== SUPPLIED MATERIAL ==
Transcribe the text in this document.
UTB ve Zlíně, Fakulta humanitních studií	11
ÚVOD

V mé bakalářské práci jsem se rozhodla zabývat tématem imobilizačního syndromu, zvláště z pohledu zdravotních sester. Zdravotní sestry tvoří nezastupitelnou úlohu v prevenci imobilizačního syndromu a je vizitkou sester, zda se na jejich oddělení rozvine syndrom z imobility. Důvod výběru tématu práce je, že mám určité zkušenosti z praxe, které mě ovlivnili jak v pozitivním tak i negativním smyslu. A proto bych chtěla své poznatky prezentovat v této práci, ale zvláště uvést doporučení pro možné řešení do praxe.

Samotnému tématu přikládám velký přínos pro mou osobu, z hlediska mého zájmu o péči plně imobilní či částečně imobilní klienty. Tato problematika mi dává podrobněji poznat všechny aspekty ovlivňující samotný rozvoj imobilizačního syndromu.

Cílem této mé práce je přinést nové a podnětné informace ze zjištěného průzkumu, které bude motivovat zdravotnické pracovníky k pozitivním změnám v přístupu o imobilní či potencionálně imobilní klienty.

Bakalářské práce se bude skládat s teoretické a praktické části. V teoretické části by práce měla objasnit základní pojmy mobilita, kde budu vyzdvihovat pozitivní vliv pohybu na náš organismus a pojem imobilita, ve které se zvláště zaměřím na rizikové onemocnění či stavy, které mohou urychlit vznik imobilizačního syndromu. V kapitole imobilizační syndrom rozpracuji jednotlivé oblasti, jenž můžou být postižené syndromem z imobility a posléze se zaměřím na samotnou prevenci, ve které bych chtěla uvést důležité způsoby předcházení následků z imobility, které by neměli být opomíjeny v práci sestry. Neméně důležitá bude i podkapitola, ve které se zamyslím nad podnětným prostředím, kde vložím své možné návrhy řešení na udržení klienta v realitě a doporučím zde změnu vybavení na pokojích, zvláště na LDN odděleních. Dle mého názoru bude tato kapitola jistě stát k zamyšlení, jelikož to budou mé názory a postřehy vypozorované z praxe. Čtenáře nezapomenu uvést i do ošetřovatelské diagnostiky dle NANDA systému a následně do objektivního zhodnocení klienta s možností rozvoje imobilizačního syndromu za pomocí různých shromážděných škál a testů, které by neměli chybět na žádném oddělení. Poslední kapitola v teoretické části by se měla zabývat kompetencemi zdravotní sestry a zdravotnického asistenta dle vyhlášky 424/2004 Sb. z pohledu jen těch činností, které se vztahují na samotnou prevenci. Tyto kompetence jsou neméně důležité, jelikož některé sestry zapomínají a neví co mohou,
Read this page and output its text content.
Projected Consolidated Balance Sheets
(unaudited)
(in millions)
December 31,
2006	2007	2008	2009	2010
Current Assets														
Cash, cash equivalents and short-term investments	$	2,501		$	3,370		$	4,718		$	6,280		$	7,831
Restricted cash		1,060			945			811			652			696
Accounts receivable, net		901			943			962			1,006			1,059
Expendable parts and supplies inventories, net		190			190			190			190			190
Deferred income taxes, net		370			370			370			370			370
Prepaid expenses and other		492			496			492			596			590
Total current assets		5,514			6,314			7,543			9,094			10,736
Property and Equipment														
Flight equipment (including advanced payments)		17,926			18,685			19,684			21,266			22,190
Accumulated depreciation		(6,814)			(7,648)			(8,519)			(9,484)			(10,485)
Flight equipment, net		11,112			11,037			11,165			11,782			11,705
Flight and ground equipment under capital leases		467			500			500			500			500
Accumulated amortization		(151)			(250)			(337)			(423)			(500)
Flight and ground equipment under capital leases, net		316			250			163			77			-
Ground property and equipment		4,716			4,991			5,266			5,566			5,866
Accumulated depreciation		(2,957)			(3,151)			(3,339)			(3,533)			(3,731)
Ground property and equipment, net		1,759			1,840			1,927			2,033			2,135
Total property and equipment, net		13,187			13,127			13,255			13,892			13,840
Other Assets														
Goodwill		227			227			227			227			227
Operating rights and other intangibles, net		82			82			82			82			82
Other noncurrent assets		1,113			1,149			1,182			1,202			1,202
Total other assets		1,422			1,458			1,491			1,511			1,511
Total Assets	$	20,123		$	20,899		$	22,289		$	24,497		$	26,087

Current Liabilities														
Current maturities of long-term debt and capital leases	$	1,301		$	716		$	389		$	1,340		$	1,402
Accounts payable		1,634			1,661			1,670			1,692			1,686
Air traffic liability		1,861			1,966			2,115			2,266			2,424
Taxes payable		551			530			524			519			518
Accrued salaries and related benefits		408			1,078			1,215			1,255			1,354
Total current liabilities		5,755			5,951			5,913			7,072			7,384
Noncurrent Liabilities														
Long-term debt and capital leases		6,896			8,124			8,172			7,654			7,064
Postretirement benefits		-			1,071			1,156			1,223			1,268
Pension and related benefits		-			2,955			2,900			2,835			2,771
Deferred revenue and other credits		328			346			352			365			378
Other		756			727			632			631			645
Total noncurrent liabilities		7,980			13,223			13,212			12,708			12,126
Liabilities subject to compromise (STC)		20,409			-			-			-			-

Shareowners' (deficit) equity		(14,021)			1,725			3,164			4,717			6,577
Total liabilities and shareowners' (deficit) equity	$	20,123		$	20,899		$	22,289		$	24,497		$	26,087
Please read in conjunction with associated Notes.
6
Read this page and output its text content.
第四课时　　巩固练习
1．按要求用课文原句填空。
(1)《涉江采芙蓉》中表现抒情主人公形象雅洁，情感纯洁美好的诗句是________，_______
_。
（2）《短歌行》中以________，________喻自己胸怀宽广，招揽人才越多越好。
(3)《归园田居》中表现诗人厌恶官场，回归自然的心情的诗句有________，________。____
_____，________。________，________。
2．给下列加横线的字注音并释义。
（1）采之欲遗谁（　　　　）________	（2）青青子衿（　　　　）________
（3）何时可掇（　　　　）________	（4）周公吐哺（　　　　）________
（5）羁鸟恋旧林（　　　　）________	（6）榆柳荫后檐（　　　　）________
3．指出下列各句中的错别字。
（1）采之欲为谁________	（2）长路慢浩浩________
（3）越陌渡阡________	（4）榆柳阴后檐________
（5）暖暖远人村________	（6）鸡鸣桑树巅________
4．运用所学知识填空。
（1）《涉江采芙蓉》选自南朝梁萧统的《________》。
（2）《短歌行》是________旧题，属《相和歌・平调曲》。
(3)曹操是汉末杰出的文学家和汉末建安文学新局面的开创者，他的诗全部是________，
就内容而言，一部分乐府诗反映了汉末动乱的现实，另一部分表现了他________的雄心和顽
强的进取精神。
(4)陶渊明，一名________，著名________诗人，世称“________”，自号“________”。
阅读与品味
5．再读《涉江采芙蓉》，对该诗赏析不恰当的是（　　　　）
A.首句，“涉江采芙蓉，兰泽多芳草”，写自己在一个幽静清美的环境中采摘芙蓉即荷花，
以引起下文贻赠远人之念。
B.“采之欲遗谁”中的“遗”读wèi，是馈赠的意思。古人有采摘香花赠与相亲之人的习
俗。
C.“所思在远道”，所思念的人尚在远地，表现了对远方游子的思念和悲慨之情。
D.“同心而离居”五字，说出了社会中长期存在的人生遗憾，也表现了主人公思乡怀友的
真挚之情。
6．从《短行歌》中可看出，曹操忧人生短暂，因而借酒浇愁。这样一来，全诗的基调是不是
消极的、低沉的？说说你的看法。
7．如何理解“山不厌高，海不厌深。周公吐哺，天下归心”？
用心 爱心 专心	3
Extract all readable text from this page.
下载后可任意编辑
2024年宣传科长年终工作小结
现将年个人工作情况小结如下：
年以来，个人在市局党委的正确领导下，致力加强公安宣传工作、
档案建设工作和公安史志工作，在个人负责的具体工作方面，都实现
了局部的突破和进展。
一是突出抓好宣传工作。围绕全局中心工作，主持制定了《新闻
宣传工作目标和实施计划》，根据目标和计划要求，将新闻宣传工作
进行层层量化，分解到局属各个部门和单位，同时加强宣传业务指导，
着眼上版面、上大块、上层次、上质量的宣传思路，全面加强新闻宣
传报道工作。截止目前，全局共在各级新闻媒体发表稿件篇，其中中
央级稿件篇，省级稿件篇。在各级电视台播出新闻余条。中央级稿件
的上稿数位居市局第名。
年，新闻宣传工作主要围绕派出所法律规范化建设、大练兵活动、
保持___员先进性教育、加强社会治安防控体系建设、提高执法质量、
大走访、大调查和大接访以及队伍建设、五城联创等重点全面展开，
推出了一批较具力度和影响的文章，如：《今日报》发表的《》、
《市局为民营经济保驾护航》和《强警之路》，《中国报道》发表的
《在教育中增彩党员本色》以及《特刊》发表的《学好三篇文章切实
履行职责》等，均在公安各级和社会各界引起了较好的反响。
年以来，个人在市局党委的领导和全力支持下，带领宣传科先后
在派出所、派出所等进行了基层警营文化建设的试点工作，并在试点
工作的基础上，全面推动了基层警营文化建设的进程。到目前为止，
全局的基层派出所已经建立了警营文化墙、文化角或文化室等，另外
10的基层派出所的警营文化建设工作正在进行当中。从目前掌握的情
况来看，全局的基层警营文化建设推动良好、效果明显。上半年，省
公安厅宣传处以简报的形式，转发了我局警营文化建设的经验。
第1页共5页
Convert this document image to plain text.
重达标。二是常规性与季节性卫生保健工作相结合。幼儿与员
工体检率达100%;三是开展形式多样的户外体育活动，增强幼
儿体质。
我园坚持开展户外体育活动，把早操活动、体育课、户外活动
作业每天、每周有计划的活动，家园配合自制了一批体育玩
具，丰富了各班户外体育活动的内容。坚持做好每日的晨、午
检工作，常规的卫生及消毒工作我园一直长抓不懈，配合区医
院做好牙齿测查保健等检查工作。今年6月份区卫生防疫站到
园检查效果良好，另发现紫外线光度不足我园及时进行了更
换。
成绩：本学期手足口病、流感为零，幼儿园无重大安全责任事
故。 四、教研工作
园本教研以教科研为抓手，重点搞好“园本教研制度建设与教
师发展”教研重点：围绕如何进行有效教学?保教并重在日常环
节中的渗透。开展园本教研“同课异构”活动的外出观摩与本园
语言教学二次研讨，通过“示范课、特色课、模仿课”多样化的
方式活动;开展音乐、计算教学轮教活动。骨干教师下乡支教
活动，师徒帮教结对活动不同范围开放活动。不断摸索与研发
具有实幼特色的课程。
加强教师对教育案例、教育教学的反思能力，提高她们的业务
===
EXERCISE AIM:
In the records above, find each line with the word "capital" and copy it.

SOLUTION TO THIS TASK:
Flight and ground equipment under capital leases		467			500			500			500			500
Flight and ground equipment under capital leases, net		316			250			163			77			-
Current maturities of long-term debt and capital leases	$	1,301		$	716		$	389		$	1,340		$	1,402
Long-term debt and capital leases		6,896			8,124			8,172			7,654			7,064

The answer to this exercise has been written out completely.